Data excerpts
>>>>>

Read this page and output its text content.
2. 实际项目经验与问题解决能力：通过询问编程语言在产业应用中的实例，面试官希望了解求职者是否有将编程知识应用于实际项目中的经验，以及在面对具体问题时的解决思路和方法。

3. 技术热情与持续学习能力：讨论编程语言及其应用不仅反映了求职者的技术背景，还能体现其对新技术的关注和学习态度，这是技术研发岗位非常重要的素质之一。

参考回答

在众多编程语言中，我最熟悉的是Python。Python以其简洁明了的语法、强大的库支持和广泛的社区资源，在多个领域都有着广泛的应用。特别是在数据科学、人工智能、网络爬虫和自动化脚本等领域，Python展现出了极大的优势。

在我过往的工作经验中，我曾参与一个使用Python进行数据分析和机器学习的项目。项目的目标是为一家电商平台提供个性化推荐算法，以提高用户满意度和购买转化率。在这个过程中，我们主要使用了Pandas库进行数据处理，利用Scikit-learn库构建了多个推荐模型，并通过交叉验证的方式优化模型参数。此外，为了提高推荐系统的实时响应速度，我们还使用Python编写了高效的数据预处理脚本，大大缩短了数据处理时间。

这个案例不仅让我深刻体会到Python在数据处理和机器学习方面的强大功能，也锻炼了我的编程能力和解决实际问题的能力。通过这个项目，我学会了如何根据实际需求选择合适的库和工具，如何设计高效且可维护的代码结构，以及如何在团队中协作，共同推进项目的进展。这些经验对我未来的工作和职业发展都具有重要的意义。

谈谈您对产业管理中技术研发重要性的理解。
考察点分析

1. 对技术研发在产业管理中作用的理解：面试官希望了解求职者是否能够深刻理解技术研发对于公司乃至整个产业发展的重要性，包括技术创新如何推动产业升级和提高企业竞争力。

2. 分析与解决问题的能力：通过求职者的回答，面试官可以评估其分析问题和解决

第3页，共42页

<<<<<

Reproduce the listing shown above in its entirety, exactly.

**Exercise result:**
Read this page and output its text content.
2. 实际项目经验与问题解决能力：通过询问编程语言在产业应用中的实例，面试官希望了解求职者是否有将编程知识应用于实际项目中的经验，以及在面对具体问题时的解决思路和方法。

3. 技术热情与持续学习能力：讨论编程语言及其应用不仅反映了求职者的技术背景，还能体现其对新技术的关注和学习态度，这是技术研发岗位非常重要的素质之一。

参考回答

在众多编程语言中，我最熟悉的是Python。Python以其简洁明了的语法、强大的库支持和广泛的社区资源，在多个领域都有着广泛的应用。特别是在数据科学、人工智能、网络爬虫和自动化脚本等领域，Python展现出了极大的优势。

在我过往的工作经验中，我曾参与一个使用Python进行数据分析和机器学习的项目。项目的目标是为一家电商平台提供个性化推荐算法，以提高用户满意度和购买转化率。在这个过程中，我们主要使用了Pandas库进行数据处理，利用Scikit-learn库构建了多个推荐模型，并通过交叉验证的方式优化模型参数。此外，为了提高推荐系统的实时响应速度，我们还使用Python编写了高效的数据预处理脚本，大大缩短了数据处理时间。

这个案例不仅让我深刻体会到Python在数据处理和机器学习方面的强大功能，也锻炼了我的编程能力和解决实际问题的能力。通过这个项目，我学会了如何根据实际需求选择合适的库和工具，如何设计高效且可维护的代码结构，以及如何在团队中协作，共同推进项目的进展。这些经验对我未来的工作和职业发展都具有重要的意义。

谈谈您对产业管理中技术研发重要性的理解。
考察点分析

1. 对技术研发在产业管理中作用的理解：面试官希望了解求职者是否能够深刻理解技术研发对于公司乃至整个产业发展的重要性，包括技术创新如何推动产业升级和提高企业竞争力。

2. 分析与解决问题的能力：通过求职者的回答，面试官可以评估其分析问题和解决

第3页，共42页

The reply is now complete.